- Data entries -

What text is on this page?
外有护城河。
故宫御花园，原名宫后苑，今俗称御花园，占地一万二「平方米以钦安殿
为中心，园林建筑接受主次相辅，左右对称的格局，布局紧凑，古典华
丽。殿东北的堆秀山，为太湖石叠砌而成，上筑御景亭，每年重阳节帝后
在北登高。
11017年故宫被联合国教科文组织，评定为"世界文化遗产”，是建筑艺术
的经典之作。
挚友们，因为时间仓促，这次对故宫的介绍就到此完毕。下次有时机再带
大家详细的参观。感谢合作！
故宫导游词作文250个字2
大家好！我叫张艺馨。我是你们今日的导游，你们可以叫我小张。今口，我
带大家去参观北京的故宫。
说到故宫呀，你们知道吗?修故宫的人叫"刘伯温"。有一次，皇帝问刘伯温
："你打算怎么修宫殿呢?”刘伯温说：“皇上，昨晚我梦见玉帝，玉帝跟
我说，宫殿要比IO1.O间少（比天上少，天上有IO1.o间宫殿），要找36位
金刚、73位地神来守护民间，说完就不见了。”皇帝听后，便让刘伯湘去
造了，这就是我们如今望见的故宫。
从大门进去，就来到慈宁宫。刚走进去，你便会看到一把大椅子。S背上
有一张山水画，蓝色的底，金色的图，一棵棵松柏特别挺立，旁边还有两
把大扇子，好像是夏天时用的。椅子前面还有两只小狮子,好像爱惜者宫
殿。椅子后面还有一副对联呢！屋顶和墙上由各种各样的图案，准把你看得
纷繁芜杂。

- Written request -
Return the entries above exactly, each one complete.

- Result -
What text is on this page?
外有护城河。
故宫御花园，原名宫后苑，今俗称御花园，占地一万二「平方米以钦安殿
为中心，园林建筑接受主次相辅，左右对称的格局，布局紧凑，古典华
丽。殿东北的堆秀山，为太湖石叠砌而成，上筑御景亭，每年重阳节帝后
在北登高。
11017年故宫被联合国教科文组织，评定为"世界文化遗产”，是建筑艺术
的经典之作。
挚友们，因为时间仓促，这次对故宫的介绍就到此完毕。下次有时机再带
大家详细的参观。感谢合作！
故宫导游词作文250个字2
大家好！我叫张艺馨。我是你们今日的导游，你们可以叫我小张。今口，我
带大家去参观北京的故宫。
说到故宫呀，你们知道吗?修故宫的人叫"刘伯温"。有一次，皇帝问刘伯温
："你打算怎么修宫殿呢?”刘伯温说：“皇上，昨晚我梦见玉帝，玉帝跟
我说，宫殿要比IO1.O间少（比天上少，天上有IO1.o间宫殿），要找36位
金刚、73位地神来守护民间，说完就不见了。”皇帝听后，便让刘伯湘去
造了，这就是我们如今望见的故宫。
从大门进去，就来到慈宁宫。刚走进去，你便会看到一把大椅子。S背上
有一张山水画，蓝色的底，金色的图，一棵棵松柏特别挺立，旁边还有两
把大扇子，好像是夏天时用的。椅子前面还有两只小狮子,好像爱惜者宫
殿。椅子后面还有一副对联呢！屋顶和墙上由各种各样的图案，准把你看得
纷繁芜杂。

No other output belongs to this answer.